Saved entries
= = = = = = =
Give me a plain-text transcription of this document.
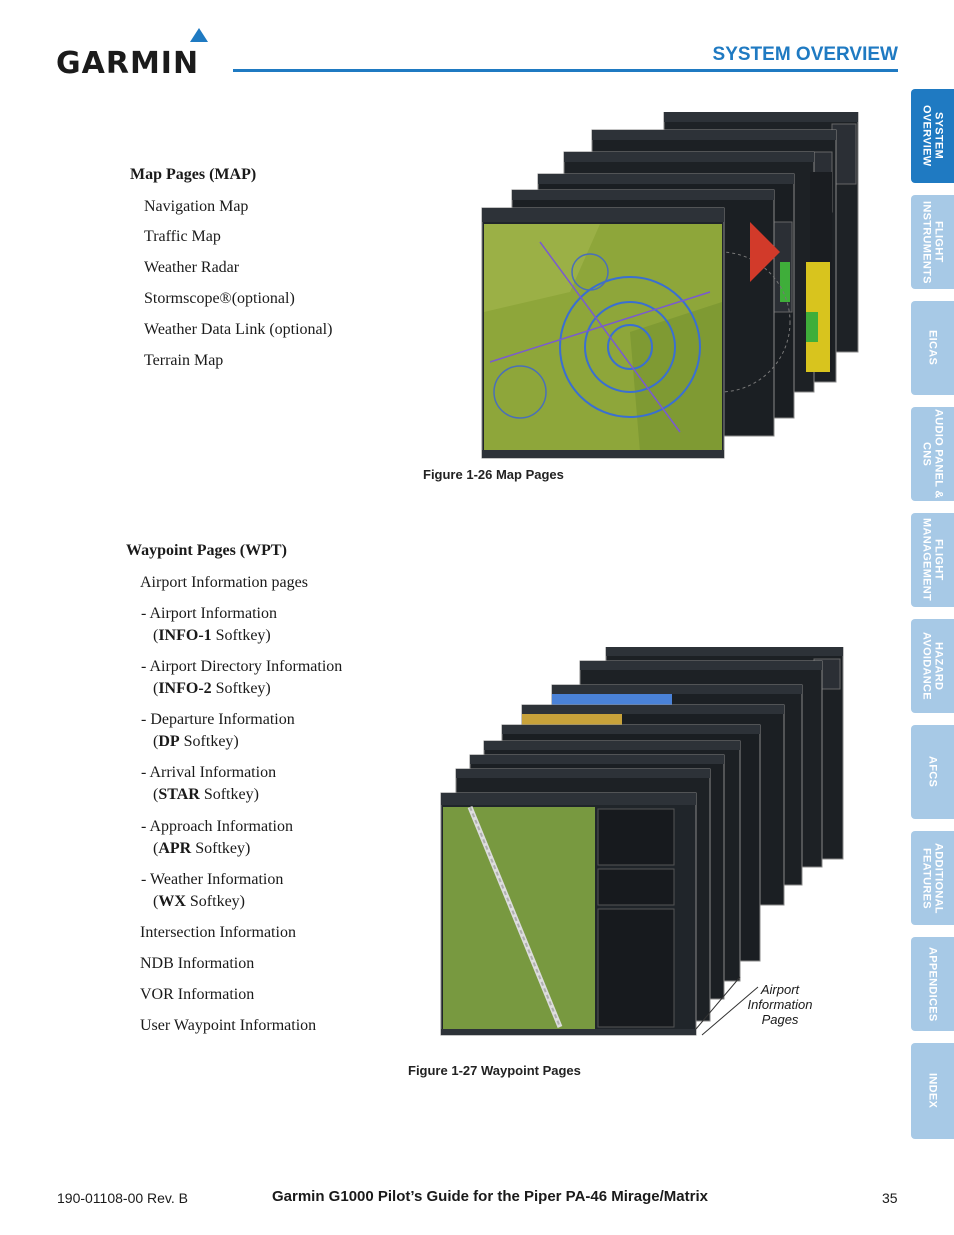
GARMIN	SYSTEM OVERVIEW
Map Pages (MAP)
Navigation Map
Traffic Map
Weather Radar
Stormscope®(optional)
Weather Data Link (optional)
Terrain Map
Figure 1-26 Map Pages
Waypoint Pages (WPT)
Airport Information pages
- Airport Information
(INFO-1 Softkey)
- Airport Directory Information
(INFO-2 Softkey)
- Departure Information
(DP Softkey)
- Arrival Information
(STAR Softkey)
- Approach Information
(APR Softkey)
- Weather Information
(WX Softkey)
Intersection Information
NDB Information
VOR Information
User Waypoint Information
Airport
Information
Pages
Figure 1-27 Waypoint Pages
SYSTEM OVERVIEW
FLIGHT INSTRUMENTS
EICAS
AUDIO PANEL & CNS
FLIGHT MANAGEMENT
HAZARD AVOIDANCE
AFCS
ADDITIONAL FEATURES
APPENDICES
INDEX
190-01108-00 Rev. B	Garmin G1000 Pilot’s Guide for the Piper PA-46 Mirage/Matrix	35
= = = = = = =
**Exercise objective**. Quote the material word for word, dropping any images it holds.

**Task answer**.
Give me a plain-text transcription of this document.
GARMIN	SYSTEM OVERVIEW
Map Pages (MAP)
Navigation Map
Traffic Map
Weather Radar
Stormscope®(optional)
Weather Data Link (optional)
Terrain Map
Figure 1-26 Map Pages
Waypoint Pages (WPT)
Airport Information pages
- Airport Information
(INFO-1 Softkey)
- Airport Directory Information
(INFO-2 Softkey)
- Departure Information
(DP Softkey)
- Arrival Information
(STAR Softkey)
- Approach Information
(APR Softkey)
- Weather Information
(WX Softkey)
Intersection Information
NDB Information
VOR Information
User Waypoint Information
Airport
Information
Pages
Figure 1-27 Waypoint Pages
SYSTEM OVERVIEW
FLIGHT INSTRUMENTS
EICAS
AUDIO PANEL & CNS
FLIGHT MANAGEMENT
HAZARD AVOIDANCE
AFCS
ADDITIONAL FEATURES
APPENDICES
INDEX
190-01108-00 Rev. B	Garmin G1000 Pilot’s Guide for the Piper PA-46 Mirage/Matrix	35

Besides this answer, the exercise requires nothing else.